DESCRIPTION OF THE TASK: Repeat every record below exactly, but leave out any pictures.

★ ★ ★ ★

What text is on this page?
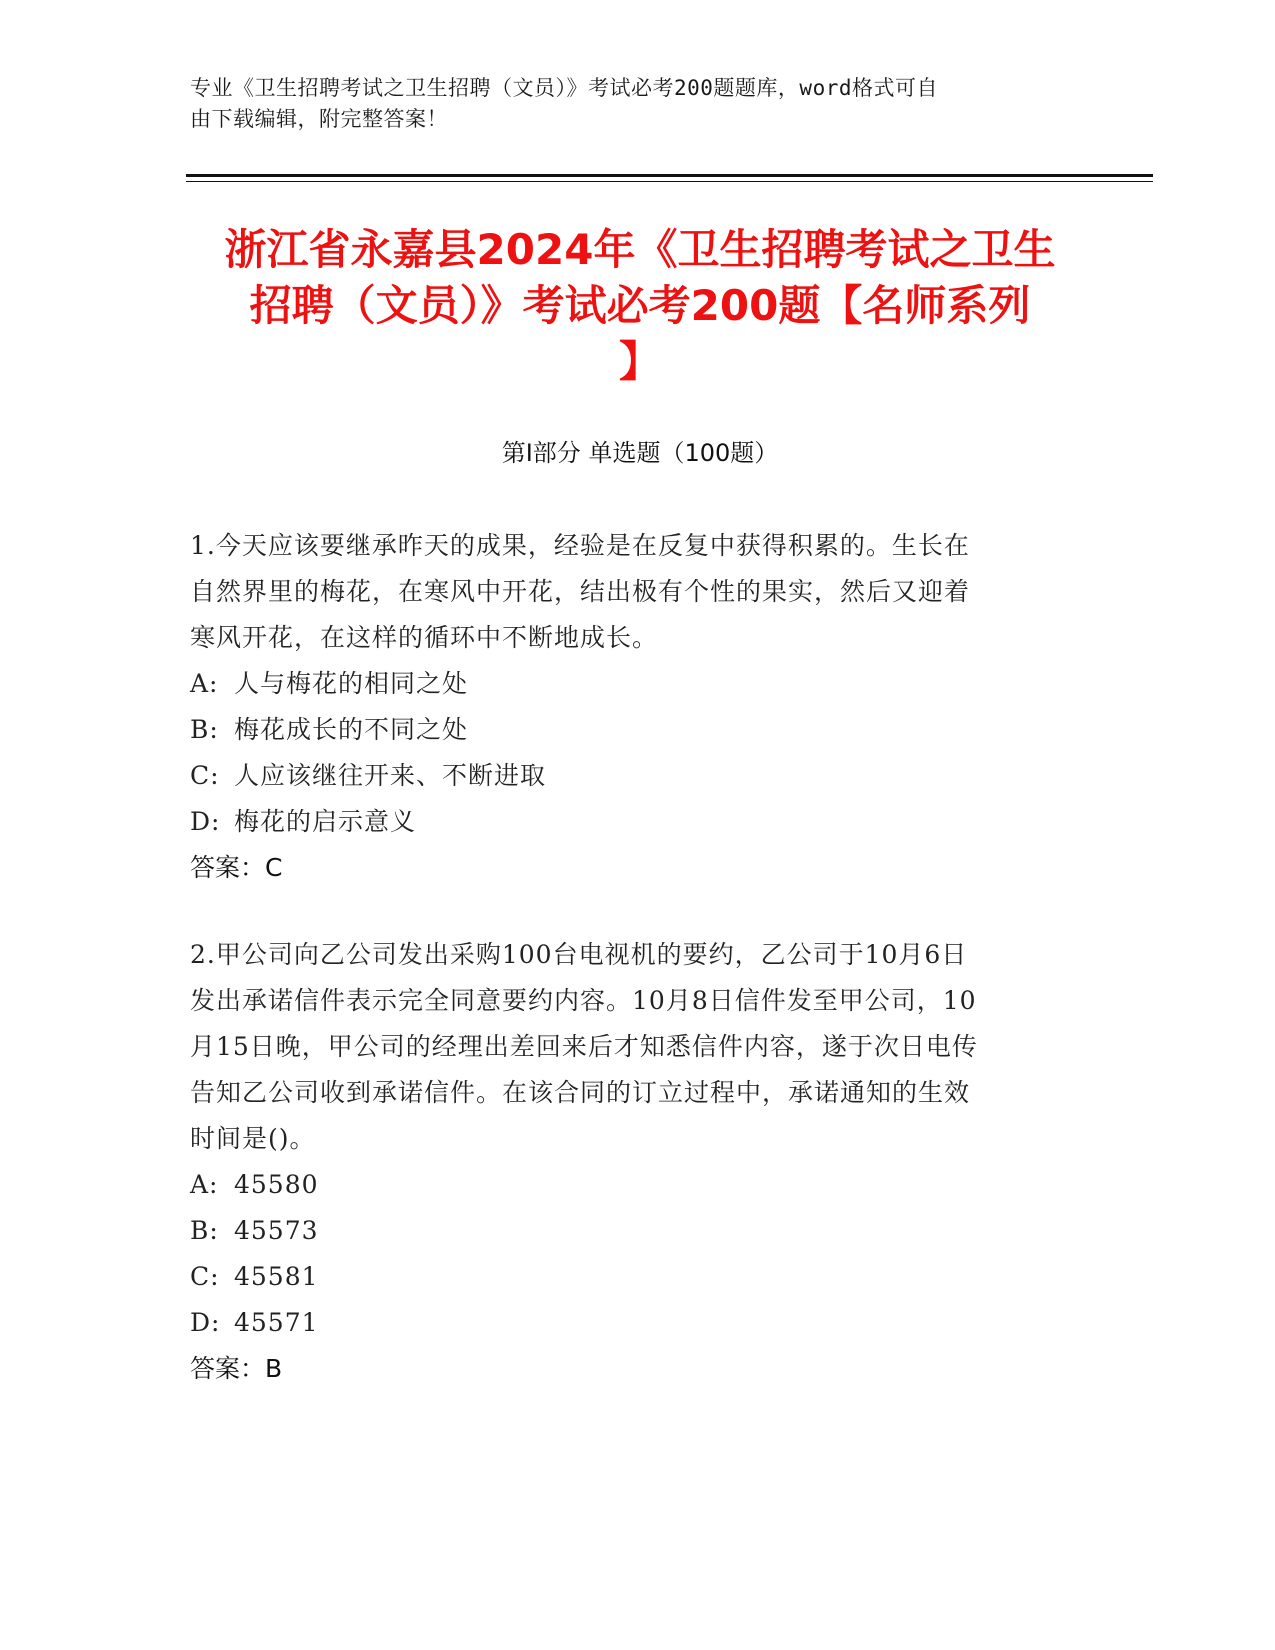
专业《卫生招聘考试之卫生招聘（文员）》考试必考200题题库，word格式可自
由下载编辑，附完整答案！
浙江省永嘉县2024年《卫生招聘考试之卫生
招聘（文员）》考试必考200题【名师系列
】
第Ⅰ部分 单选题（100题）
1.今天应该要继承昨天的成果，经验是在反复中获得积累的。生长在
自然界里的梅花，在寒风中开花，结出极有个性的果实，然后又迎着
寒风开花，在这样的循环中不断地成长。
A: 人与梅花的相同之处
B: 梅花成长的不同之处
C: 人应该继往开来、不断进取
D: 梅花的启示意义
答案：C
2.甲公司向乙公司发出采购100台电视机的要约，乙公司于10月6日
发出承诺信件表示完全同意要约内容。10月8日信件发至甲公司，10
月15日晚，甲公司的经理出差回来后才知悉信件内容，遂于次日电传
告知乙公司收到承诺信件。在该合同的订立过程中，承诺通知的生效
时间是()。
A: 45580
B: 45573
C: 45581
D: 45571
答案：B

★ ★ ★ ★

ANSWER TO THIS TASK:
What text is on this page?
专业《卫生招聘考试之卫生招聘（文员）》考试必考200题题库，word格式可自
由下载编辑，附完整答案！
浙江省永嘉县2024年《卫生招聘考试之卫生
招聘（文员）》考试必考200题【名师系列
】
第Ⅰ部分 单选题（100题）
1.今天应该要继承昨天的成果，经验是在反复中获得积累的。生长在
自然界里的梅花，在寒风中开花，结出极有个性的果实，然后又迎着
寒风开花，在这样的循环中不断地成长。
A: 人与梅花的相同之处
B: 梅花成长的不同之处
C: 人应该继往开来、不断进取
D: 梅花的启示意义
答案：C
2.甲公司向乙公司发出采购100台电视机的要约，乙公司于10月6日
发出承诺信件表示完全同意要约内容。10月8日信件发至甲公司，10
月15日晚，甲公司的经理出差回来后才知悉信件内容，遂于次日电传
告知乙公司收到承诺信件。在该合同的订立过程中，承诺通知的生效
时间是()。
A: 45580
B: 45573
C: 45581
D: 45571
答案：B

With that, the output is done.